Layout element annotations
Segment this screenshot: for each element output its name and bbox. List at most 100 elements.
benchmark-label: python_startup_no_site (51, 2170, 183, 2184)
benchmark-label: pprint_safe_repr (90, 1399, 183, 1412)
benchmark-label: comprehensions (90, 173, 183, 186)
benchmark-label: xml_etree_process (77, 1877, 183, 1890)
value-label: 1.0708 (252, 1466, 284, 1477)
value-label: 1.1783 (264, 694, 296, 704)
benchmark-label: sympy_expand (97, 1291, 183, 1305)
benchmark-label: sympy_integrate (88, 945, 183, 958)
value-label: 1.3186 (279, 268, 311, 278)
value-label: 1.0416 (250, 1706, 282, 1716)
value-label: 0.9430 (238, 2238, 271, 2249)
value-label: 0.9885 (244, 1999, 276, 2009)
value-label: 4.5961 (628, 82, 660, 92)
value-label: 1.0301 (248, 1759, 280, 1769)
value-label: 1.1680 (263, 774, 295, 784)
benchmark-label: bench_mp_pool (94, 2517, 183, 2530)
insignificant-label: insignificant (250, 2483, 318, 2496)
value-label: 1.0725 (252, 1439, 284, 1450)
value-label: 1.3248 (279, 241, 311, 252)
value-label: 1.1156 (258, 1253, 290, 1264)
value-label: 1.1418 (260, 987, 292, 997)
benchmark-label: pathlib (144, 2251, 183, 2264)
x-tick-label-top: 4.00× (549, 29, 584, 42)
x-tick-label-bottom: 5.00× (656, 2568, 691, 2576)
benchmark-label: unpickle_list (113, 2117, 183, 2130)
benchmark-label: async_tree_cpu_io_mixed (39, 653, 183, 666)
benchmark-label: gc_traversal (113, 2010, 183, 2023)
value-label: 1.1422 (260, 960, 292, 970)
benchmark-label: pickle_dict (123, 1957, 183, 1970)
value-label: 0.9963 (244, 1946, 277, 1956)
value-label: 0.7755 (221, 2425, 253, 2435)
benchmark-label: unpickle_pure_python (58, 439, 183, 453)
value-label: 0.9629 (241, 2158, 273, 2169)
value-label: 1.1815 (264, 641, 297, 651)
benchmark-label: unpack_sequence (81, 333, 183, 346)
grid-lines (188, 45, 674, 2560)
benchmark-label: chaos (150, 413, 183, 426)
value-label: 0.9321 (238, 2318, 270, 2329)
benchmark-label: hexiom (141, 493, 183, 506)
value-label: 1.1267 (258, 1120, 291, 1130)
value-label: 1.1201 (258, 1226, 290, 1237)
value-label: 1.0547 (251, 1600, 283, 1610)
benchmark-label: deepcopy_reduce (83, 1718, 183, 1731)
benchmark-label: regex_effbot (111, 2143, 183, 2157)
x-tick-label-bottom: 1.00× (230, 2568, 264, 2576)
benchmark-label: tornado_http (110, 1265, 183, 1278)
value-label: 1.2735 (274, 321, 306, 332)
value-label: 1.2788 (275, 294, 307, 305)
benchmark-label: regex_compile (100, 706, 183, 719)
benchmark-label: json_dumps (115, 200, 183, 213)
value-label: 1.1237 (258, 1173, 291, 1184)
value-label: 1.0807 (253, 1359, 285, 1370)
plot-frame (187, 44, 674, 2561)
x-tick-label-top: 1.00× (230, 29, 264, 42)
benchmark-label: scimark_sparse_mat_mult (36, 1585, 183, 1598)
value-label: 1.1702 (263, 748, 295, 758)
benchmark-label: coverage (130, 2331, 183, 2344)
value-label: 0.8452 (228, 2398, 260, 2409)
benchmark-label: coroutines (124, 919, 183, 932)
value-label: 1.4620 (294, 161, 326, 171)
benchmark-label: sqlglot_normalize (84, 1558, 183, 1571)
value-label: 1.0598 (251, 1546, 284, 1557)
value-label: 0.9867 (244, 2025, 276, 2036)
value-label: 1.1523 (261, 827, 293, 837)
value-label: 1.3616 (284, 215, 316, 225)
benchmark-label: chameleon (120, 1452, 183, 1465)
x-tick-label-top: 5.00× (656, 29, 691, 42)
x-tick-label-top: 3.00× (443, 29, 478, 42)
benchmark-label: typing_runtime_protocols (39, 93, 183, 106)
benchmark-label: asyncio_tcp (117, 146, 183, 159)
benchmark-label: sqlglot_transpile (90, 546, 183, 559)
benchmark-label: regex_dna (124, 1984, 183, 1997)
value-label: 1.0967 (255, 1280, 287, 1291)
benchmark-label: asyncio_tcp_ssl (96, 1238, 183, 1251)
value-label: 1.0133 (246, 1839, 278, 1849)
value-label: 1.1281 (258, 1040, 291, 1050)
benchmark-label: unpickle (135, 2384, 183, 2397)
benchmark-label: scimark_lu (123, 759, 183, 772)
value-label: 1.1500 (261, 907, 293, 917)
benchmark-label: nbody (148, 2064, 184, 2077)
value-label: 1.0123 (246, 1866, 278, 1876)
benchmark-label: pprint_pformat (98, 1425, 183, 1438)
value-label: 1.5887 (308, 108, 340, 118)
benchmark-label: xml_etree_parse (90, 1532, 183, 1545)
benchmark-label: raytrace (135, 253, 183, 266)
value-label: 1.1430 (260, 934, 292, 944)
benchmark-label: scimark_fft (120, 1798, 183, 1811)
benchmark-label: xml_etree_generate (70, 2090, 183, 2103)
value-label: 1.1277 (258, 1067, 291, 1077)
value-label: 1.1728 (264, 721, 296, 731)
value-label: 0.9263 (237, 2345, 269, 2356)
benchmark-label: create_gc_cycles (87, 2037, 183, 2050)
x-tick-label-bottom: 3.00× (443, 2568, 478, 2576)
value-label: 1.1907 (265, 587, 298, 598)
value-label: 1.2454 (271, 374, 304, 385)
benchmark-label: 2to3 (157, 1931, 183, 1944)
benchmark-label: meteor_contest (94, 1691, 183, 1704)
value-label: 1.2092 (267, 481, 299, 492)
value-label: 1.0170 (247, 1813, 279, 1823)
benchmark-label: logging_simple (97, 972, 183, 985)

■ Work to complete:
Update the listing by changing each occurrence of "benchmark-label" to "test-label". Keep every other part of the listing the same.

■ Task solution:
Segment this screenshot: for each element output its name and bbox. List at most 100 elements.
test-label: python_startup_no_site (51, 2170, 183, 2184)
test-label: pprint_safe_repr (90, 1399, 183, 1412)
test-label: comprehensions (90, 173, 183, 186)
test-label: xml_etree_process (77, 1877, 183, 1890)
value-label: 1.0708 (252, 1466, 284, 1477)
value-label: 1.1783 (264, 694, 296, 704)
test-label: sympy_expand (97, 1291, 183, 1305)
test-label: sympy_integrate (88, 945, 183, 958)
value-label: 1.3186 (279, 268, 311, 278)
value-label: 1.0416 (250, 1706, 282, 1716)
value-label: 0.9430 (238, 2238, 271, 2249)
value-label: 0.9885 (244, 1999, 276, 2009)
value-label: 4.5961 (628, 82, 660, 92)
value-label: 1.0301 (248, 1759, 280, 1769)
value-label: 1.1680 (263, 774, 295, 784)
test-label: bench_mp_pool (94, 2517, 183, 2530)
insignificant-label: insignificant (250, 2483, 318, 2496)
value-label: 1.0725 (252, 1439, 284, 1450)
value-label: 1.3248 (279, 241, 311, 252)
value-label: 1.1156 (258, 1253, 290, 1264)
value-label: 1.1418 (260, 987, 292, 997)
test-label: pathlib (144, 2251, 183, 2264)
x-tick-label-top: 4.00× (549, 29, 584, 42)
x-tick-label-bottom: 5.00× (656, 2568, 691, 2576)
test-label: unpickle_list (113, 2117, 183, 2130)
test-label: async_tree_cpu_io_mixed (39, 653, 183, 666)
test-label: gc_traversal (113, 2010, 183, 2023)
value-label: 1.1422 (260, 960, 292, 970)
test-label: pickle_dict (123, 1957, 183, 1970)
value-label: 0.9963 (244, 1946, 277, 1956)
value-label: 0.7755 (221, 2425, 253, 2435)
test-label: unpickle_pure_python (58, 439, 183, 453)
value-label: 0.9629 (241, 2158, 273, 2169)
value-label: 1.1815 (264, 641, 297, 651)
test-label: unpack_sequence (81, 333, 183, 346)
grid-lines (188, 45, 674, 2560)
test-label: chaos (150, 413, 183, 426)
value-label: 0.9321 (238, 2318, 270, 2329)
test-label: hexiom (141, 493, 183, 506)
value-label: 1.1267 (258, 1120, 291, 1130)
value-label: 1.1201 (258, 1226, 290, 1237)
value-label: 1.0547 (251, 1600, 283, 1610)
test-label: deepcopy_reduce (83, 1718, 183, 1731)
test-label: regex_effbot (111, 2143, 183, 2157)
x-tick-label-bottom: 1.00× (230, 2568, 264, 2576)
test-label: tornado_http (110, 1265, 183, 1278)
value-label: 1.2735 (274, 321, 306, 332)
value-label: 1.2788 (275, 294, 307, 305)
test-label: regex_compile (100, 706, 183, 719)
test-label: json_dumps (115, 200, 183, 213)
value-label: 1.1237 (258, 1173, 291, 1184)
value-label: 1.0807 (253, 1359, 285, 1370)
plot-frame (187, 44, 674, 2561)
x-tick-label-top: 1.00× (230, 29, 264, 42)
test-label: scimark_sparse_mat_mult (36, 1585, 183, 1598)
value-label: 1.1702 (263, 748, 295, 758)
test-label: coverage (130, 2331, 183, 2344)
value-label: 0.8452 (228, 2398, 260, 2409)
test-label: coroutines (124, 919, 183, 932)
value-label: 1.4620 (294, 161, 326, 171)
test-label: sqlglot_normalize (84, 1558, 183, 1571)
value-label: 1.0598 (251, 1546, 284, 1557)
value-label: 0.9867 (244, 2025, 276, 2036)
value-label: 1.1523 (261, 827, 293, 837)
value-label: 1.3616 (284, 215, 316, 225)
test-label: chameleon (120, 1452, 183, 1465)
x-tick-label-top: 5.00× (656, 29, 691, 42)
x-tick-label-top: 3.00× (443, 29, 478, 42)
test-label: typing_runtime_protocols (39, 93, 183, 106)
test-label: asyncio_tcp (117, 146, 183, 159)
test-label: sqlglot_transpile (90, 546, 183, 559)
test-label: regex_dna (124, 1984, 183, 1997)
value-label: 1.0967 (255, 1280, 287, 1291)
test-label: asyncio_tcp_ssl (96, 1238, 183, 1251)
value-label: 1.0133 (246, 1839, 278, 1849)
value-label: 1.1281 (258, 1040, 291, 1050)
test-label: unpickle (135, 2384, 183, 2397)
test-label: scimark_lu (123, 759, 183, 772)
value-label: 1.1500 (261, 907, 293, 917)
test-label: nbody (148, 2064, 184, 2077)
value-label: 1.0123 (246, 1866, 278, 1876)
test-label: pprint_pformat (98, 1425, 183, 1438)
value-label: 1.5887 (308, 108, 340, 118)
test-label: xml_etree_parse (90, 1532, 183, 1545)
test-label: raytrace (135, 253, 183, 266)
value-label: 1.1430 (260, 934, 292, 944)
test-label: scimark_fft (120, 1798, 183, 1811)
test-label: xml_etree_generate (70, 2090, 183, 2103)
value-label: 1.1277 (258, 1067, 291, 1077)
value-label: 1.1728 (264, 721, 296, 731)
value-label: 0.9263 (237, 2345, 269, 2356)
test-label: create_gc_cycles (87, 2037, 183, 2050)
x-tick-label-bottom: 3.00× (443, 2568, 478, 2576)
value-label: 1.1907 (265, 587, 298, 598)
value-label: 1.2454 (271, 374, 304, 385)
test-label: 2to3 (157, 1931, 183, 1944)
test-label: meteor_contest (94, 1691, 183, 1704)
value-label: 1.2092 (267, 481, 299, 492)
value-label: 1.0170 (247, 1813, 279, 1823)
test-label: logging_simple (97, 972, 183, 985)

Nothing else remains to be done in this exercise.